Task material
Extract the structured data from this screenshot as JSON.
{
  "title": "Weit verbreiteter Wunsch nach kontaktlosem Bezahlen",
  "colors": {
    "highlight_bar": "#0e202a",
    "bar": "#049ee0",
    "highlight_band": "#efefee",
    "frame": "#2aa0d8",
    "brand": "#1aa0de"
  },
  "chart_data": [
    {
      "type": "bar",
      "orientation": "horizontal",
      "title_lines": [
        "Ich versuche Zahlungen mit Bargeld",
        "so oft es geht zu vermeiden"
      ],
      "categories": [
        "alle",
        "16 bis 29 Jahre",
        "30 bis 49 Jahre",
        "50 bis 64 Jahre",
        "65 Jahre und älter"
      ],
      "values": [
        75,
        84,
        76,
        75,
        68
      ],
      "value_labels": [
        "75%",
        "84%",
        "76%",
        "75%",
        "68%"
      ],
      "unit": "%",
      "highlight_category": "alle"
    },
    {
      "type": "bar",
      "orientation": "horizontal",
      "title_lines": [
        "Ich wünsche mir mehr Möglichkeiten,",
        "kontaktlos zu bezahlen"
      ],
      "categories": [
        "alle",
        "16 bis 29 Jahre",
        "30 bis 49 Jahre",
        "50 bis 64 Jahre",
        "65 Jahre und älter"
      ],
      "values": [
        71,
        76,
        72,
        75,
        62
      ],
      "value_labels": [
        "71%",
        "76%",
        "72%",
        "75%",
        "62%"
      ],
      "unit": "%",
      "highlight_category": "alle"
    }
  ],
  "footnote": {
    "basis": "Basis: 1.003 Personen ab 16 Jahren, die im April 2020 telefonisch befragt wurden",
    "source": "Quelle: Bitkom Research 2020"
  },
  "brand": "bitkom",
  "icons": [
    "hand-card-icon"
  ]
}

What you have to do
Give the data again, exactly as it stands.

Finished task
Extract the structured data from this screenshot as JSON.
{
  "title": "Weit verbreiteter Wunsch nach kontaktlosem Bezahlen",
  "colors": {
    "highlight_bar": "#0e202a",
    "bar": "#049ee0",
    "highlight_band": "#efefee",
    "frame": "#2aa0d8",
    "brand": "#1aa0de"
  },
  "chart_data": [
    {
      "type": "bar",
      "orientation": "horizontal",
      "title_lines": [
        "Ich versuche Zahlungen mit Bargeld",
        "so oft es geht zu vermeiden"
      ],
      "categories": [
        "alle",
        "16 bis 29 Jahre",
        "30 bis 49 Jahre",
        "50 bis 64 Jahre",
        "65 Jahre und älter"
      ],
      "values": [
        75,
        84,
        76,
        75,
        68
      ],
      "value_labels": [
        "75%",
        "84%",
        "76%",
        "75%",
        "68%"
      ],
      "unit": "%",
      "highlight_category": "alle"
    },
    {
      "type": "bar",
      "orientation": "horizontal",
      "title_lines": [
        "Ich wünsche mir mehr Möglichkeiten,",
        "kontaktlos zu bezahlen"
      ],
      "categories": [
        "alle",
        "16 bis 29 Jahre",
        "30 bis 49 Jahre",
        "50 bis 64 Jahre",
        "65 Jahre und älter"
      ],
      "values": [
        71,
        76,
        72,
        75,
        62
      ],
      "value_labels": [
        "71%",
        "76%",
        "72%",
        "75%",
        "62%"
      ],
      "unit": "%",
      "highlight_category": "alle"
    }
  ],
  "footnote": {
    "basis": "Basis: 1.003 Personen ab 16 Jahren, die im April 2020 telefonisch befragt wurden",
    "source": "Quelle: Bitkom Research 2020"
  },
  "brand": "bitkom",
  "icons": [
    "hand-card-icon"
  ]
}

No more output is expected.